* [Items]
▼▼▼

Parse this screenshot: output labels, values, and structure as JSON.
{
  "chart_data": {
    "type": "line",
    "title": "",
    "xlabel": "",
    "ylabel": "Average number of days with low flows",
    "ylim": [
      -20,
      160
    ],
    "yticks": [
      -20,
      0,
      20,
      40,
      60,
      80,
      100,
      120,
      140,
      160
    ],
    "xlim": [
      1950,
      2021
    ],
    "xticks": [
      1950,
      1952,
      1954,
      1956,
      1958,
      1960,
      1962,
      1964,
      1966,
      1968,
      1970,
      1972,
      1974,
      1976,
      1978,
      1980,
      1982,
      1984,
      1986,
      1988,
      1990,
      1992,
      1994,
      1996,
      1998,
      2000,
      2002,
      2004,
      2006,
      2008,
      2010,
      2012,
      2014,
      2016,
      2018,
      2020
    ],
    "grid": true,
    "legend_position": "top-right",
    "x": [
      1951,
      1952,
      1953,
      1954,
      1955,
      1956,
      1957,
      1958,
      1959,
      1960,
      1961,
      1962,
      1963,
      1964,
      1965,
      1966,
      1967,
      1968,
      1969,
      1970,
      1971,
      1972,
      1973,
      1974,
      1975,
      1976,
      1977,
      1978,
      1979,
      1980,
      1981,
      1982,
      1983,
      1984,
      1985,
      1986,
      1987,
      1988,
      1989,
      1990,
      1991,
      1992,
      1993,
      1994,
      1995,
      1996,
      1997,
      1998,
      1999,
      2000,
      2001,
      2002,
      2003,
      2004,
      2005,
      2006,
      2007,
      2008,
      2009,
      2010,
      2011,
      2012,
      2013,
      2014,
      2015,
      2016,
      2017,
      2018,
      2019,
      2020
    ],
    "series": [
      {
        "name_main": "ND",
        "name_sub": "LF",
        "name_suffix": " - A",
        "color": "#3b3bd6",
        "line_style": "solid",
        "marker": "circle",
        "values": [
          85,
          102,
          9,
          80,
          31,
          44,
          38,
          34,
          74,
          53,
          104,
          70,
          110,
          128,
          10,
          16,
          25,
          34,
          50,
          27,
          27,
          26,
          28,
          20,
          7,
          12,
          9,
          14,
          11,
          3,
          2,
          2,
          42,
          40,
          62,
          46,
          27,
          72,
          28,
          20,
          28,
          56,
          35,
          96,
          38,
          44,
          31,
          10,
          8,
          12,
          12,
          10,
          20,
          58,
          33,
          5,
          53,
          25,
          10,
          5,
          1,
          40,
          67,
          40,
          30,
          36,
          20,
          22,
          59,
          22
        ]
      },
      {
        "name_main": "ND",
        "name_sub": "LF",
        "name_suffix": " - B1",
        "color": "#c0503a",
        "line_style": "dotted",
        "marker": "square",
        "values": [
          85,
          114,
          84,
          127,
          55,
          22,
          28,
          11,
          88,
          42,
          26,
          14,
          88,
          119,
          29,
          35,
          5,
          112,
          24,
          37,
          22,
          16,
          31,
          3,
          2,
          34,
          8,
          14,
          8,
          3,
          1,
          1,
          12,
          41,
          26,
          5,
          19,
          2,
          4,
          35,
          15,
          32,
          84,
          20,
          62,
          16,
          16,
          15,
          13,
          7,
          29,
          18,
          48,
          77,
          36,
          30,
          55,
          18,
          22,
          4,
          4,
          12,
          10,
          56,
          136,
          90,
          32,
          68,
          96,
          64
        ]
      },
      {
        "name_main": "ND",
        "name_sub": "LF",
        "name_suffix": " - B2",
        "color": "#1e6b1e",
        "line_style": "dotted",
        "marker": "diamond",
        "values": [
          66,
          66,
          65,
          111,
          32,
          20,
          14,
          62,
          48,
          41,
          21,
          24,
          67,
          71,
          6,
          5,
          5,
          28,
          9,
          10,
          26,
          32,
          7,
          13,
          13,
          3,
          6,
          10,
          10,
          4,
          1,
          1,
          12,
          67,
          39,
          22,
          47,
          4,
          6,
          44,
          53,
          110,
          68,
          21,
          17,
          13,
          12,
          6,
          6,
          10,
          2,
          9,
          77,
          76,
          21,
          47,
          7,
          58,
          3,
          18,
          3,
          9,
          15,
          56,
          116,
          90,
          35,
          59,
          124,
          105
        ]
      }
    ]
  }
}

▲▲▲

* [Written problem] Go through the records and gather the lines that hold "color".

* [Written reply]
        "color": "#3b3bd6",
        "color": "#c0503a",
        "color": "#1e6b1e",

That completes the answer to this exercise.